DIRECTION
Repeat each line word for word.

DATA PROVIDED
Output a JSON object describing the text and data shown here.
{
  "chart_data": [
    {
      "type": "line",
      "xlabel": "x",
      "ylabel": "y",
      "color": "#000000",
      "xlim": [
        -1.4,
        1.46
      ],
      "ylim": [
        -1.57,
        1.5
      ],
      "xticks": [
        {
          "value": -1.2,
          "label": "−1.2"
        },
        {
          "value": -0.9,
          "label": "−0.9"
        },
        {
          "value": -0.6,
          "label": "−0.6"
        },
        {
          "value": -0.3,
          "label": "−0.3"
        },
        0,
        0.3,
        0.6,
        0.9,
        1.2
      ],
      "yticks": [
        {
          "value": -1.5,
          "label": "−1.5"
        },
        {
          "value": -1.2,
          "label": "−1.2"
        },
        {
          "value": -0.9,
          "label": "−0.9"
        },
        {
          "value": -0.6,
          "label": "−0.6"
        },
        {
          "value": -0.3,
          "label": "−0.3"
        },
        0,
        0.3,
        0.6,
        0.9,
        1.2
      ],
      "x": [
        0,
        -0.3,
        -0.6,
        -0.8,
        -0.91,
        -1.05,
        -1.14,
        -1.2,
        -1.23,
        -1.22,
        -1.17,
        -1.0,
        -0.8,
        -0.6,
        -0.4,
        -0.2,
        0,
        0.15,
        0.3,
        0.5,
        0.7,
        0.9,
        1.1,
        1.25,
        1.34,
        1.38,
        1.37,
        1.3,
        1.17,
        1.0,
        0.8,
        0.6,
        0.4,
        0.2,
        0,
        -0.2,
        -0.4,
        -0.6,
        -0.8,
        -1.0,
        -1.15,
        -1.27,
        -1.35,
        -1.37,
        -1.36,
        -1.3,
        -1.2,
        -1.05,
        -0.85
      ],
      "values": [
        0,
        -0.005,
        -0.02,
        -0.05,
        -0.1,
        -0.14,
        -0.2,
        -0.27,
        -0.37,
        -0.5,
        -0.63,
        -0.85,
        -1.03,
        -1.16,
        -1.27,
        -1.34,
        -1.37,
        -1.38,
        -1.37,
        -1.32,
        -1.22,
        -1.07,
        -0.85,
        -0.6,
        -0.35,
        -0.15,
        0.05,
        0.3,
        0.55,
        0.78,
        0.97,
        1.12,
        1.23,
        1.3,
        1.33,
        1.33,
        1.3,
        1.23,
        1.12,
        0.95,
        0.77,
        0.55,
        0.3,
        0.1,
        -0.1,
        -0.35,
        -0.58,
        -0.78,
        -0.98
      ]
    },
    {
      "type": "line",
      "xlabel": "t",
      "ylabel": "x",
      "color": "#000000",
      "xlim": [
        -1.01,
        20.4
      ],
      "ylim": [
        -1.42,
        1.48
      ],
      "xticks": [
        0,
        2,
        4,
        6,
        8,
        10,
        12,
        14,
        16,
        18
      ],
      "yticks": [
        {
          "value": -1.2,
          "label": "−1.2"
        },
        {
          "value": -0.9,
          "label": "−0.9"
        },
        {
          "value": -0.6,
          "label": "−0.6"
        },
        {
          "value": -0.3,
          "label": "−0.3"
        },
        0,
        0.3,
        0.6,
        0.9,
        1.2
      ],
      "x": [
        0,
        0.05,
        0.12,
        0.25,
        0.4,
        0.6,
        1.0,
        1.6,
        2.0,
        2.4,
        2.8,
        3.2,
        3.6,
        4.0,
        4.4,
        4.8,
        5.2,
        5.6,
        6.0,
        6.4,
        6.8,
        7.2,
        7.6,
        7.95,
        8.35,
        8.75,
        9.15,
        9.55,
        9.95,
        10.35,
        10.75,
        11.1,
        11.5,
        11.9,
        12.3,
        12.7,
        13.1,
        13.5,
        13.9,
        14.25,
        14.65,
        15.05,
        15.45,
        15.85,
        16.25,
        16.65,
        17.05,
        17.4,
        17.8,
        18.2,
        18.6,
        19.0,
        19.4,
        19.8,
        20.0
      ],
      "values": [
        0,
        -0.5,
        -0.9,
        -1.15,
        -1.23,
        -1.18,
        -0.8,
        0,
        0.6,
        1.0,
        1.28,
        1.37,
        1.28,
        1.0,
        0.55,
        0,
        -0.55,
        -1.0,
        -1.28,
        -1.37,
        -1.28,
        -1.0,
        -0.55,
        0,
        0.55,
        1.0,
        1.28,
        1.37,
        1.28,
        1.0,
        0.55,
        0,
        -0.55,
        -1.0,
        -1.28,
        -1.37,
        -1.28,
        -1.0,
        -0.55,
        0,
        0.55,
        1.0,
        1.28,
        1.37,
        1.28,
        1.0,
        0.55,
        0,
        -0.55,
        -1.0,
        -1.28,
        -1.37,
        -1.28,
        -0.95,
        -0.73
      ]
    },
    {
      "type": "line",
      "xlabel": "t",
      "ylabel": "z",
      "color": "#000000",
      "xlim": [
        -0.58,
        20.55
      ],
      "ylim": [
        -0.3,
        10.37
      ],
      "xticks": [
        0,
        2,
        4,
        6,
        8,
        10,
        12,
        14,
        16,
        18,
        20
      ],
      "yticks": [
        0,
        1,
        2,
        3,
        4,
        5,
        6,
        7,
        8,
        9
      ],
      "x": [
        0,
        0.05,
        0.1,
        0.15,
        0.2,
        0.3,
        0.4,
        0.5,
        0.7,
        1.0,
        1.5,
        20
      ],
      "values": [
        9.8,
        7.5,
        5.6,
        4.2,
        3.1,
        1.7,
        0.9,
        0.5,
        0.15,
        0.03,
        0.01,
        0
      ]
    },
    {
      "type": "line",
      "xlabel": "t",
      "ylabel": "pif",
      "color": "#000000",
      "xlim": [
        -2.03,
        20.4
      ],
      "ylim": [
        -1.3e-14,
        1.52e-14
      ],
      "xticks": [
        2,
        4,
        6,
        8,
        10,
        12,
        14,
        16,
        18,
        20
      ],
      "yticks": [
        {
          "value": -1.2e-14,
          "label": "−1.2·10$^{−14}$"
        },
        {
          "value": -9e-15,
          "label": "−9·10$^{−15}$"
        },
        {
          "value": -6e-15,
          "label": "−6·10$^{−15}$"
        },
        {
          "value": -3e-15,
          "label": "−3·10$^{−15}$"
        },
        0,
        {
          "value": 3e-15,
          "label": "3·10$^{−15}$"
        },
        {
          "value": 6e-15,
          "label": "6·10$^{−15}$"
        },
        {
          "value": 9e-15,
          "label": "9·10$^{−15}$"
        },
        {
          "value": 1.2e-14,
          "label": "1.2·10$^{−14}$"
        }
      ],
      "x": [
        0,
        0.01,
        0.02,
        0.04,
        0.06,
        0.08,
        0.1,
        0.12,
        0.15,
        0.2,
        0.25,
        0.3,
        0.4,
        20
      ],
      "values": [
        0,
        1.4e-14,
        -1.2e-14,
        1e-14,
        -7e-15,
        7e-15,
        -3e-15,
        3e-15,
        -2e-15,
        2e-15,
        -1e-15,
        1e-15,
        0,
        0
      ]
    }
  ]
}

REPLY
Output a JSON object describing the text and data shown here.
{
  "chart_data": [
    {
      "type": "line",
      "xlabel": "x",
      "ylabel": "y",
      "color": "#000000",
      "xlim": [
        -1.4,
        1.46
      ],
      "ylim": [
        -1.57,
        1.5
      ],
      "xticks": [
        {
          "value": -1.2,
          "label": "−1.2"
        },
        {
          "value": -0.9,
          "label": "−0.9"
        },
        {
          "value": -0.6,
          "label": "−0.6"
        },
        {
          "value": -0.3,
          "label": "−0.3"
        },
        0,
        0.3,
        0.6,
        0.9,
        1.2
      ],
      "yticks": [
        {
          "value": -1.5,
          "label": "−1.5"
        },
        {
          "value": -1.2,
          "label": "−1.2"
        },
        {
          "value": -0.9,
          "label": "−0.9"
        },
        {
          "value": -0.6,
          "label": "−0.6"
        },
        {
          "value": -0.3,
          "label": "−0.3"
        },
        0,
        0.3,
        0.6,
        0.9,
        1.2
      ],
      "x": [
        0,
        -0.3,
        -0.6,
        -0.8,
        -0.91,
        -1.05,
        -1.14,
        -1.2,
        -1.23,
        -1.22,
        -1.17,
        -1.0,
        -0.8,
        -0.6,
        -0.4,
        -0.2,
        0,
        0.15,
        0.3,
        0.5,
        0.7,
        0.9,
        1.1,
        1.25,
        1.34,
        1.38,
        1.37,
        1.3,
        1.17,
        1.0,
        0.8,
        0.6,
        0.4,
        0.2,
        0,
        -0.2,
        -0.4,
        -0.6,
        -0.8,
        -1.0,
        -1.15,
        -1.27,
        -1.35,
        -1.37,
        -1.36,
        -1.3,
        -1.2,
        -1.05,
        -0.85
      ],
      "values": [
        0,
        -0.005,
        -0.02,
        -0.05,
        -0.1,
        -0.14,
        -0.2,
        -0.27,
        -0.37,
        -0.5,
        -0.63,
        -0.85,
        -1.03,
        -1.16,
        -1.27,
        -1.34,
        -1.37,
        -1.38,
        -1.37,
        -1.32,
        -1.22,
        -1.07,
        -0.85,
        -0.6,
        -0.35,
        -0.15,
        0.05,
        0.3,
        0.55,
        0.78,
        0.97,
        1.12,
        1.23,
        1.3,
        1.33,
        1.33,
        1.3,
        1.23,
        1.12,
        0.95,
        0.77,
        0.55,
        0.3,
        0.1,
        -0.1,
        -0.35,
        -0.58,
        -0.78,
        -0.98
      ]
    },
    {
      "type": "line",
      "xlabel": "t",
      "ylabel": "x",
      "color": "#000000",
      "xlim": [
        -1.01,
        20.4
      ],
      "ylim": [
        -1.42,
        1.48
      ],
      "xticks": [
        0,
        2,
        4,
        6,
        8,
        10,
        12,
        14,
        16,
        18
      ],
      "yticks": [
        {
          "value": -1.2,
          "label": "−1.2"
        },
        {
          "value": -0.9,
          "label": "−0.9"
        },
        {
          "value": -0.6,
          "label": "−0.6"
        },
        {
          "value": -0.3,
          "label": "−0.3"
        },
        0,
        0.3,
        0.6,
        0.9,
        1.2
      ],
      "x": [
        0,
        0.05,
        0.12,
        0.25,
        0.4,
        0.6,
        1.0,
        1.6,
        2.0,
        2.4,
        2.8,
        3.2,
        3.6,
        4.0,
        4.4,
        4.8,
        5.2,
        5.6,
        6.0,
        6.4,
        6.8,
        7.2,
        7.6,
        7.95,
        8.35,
        8.75,
        9.15,
        9.55,
        9.95,
        10.35,
        10.75,
        11.1,
        11.5,
        11.9,
        12.3,
        12.7,
        13.1,
        13.5,
        13.9,
        14.25,
        14.65,
        15.05,
        15.45,
        15.85,
        16.25,
        16.65,
        17.05,
        17.4,
        17.8,
        18.2,
        18.6,
        19.0,
        19.4,
        19.8,
        20.0
      ],
      "values": [
        0,
        -0.5,
        -0.9,
        -1.15,
        -1.23,
        -1.18,
        -0.8,
        0,
        0.6,
        1.0,
        1.28,
        1.37,
        1.28,
        1.0,
        0.55,
        0,
        -0.55,
        -1.0,
        -1.28,
        -1.37,
        -1.28,
        -1.0,
        -0.55,
        0,
        0.55,
        1.0,
        1.28,
        1.37,
        1.28,
        1.0,
        0.55,
        0,
        -0.55,
        -1.0,
        -1.28,
        -1.37,
        -1.28,
        -1.0,
        -0.55,
        0,
        0.55,
        1.0,
        1.28,
        1.37,
        1.28,
        1.0,
        0.55,
        0,
        -0.55,
        -1.0,
        -1.28,
        -1.37,
        -1.28,
        -0.95,
        -0.73
      ]
    },
    {
      "type": "line",
      "xlabel": "t",
      "ylabel": "z",
      "color": "#000000",
      "xlim": [
        -0.58,
        20.55
      ],
      "ylim": [
        -0.3,
        10.37
      ],
      "xticks": [
        0,
        2,
        4,
        6,
        8,
        10,
        12,
        14,
        16,
        18,
        20
      ],
      "yticks": [
        0,
        1,
        2,
        3,
        4,
        5,
        6,
        7,
        8,
        9
      ],
      "x": [
        0,
        0.05,
        0.1,
        0.15,
        0.2,
        0.3,
        0.4,
        0.5,
        0.7,
        1.0,
        1.5,
        20
      ],
      "values": [
        9.8,
        7.5,
        5.6,
        4.2,
        3.1,
        1.7,
        0.9,
        0.5,
        0.15,
        0.03,
        0.01,
        0
      ]
    },
    {
      "type": "line",
      "xlabel": "t",
      "ylabel": "pif",
      "color": "#000000",
      "xlim": [
        -2.03,
        20.4
      ],
      "ylim": [
        -1.3e-14,
        1.52e-14
      ],
      "xticks": [
        2,
        4,
        6,
        8,
        10,
        12,
        14,
        16,
        18,
        20
      ],
      "yticks": [
        {
          "value": -1.2e-14,
          "label": "−1.2·10$^{−14}$"
        },
        {
          "value": -9e-15,
          "label": "−9·10$^{−15}$"
        },
        {
          "value": -6e-15,
          "label": "−6·10$^{−15}$"
        },
        {
          "value": -3e-15,
          "label": "−3·10$^{−15}$"
        },
        0,
        {
          "value": 3e-15,
          "label": "3·10$^{−15}$"
        },
        {
          "value": 6e-15,
          "label": "6·10$^{−15}$"
        },
        {
          "value": 9e-15,
          "label": "9·10$^{−15}$"
        },
        {
          "value": 1.2e-14,
          "label": "1.2·10$^{−14}$"
        }
      ],
      "x": [
        0,
        0.01,
        0.02,
        0.04,
        0.06,
        0.08,
        0.1,
        0.12,
        0.15,
        0.2,
        0.25,
        0.3,
        0.4,
        20
      ],
      "values": [
        0,
        1.4e-14,
        -1.2e-14,
        1e-14,
        -7e-15,
        7e-15,
        -3e-15,
        3e-15,
        -2e-15,
        2e-15,
        -1e-15,
        1e-15,
        0,
        0
      ]
    }
  ]
}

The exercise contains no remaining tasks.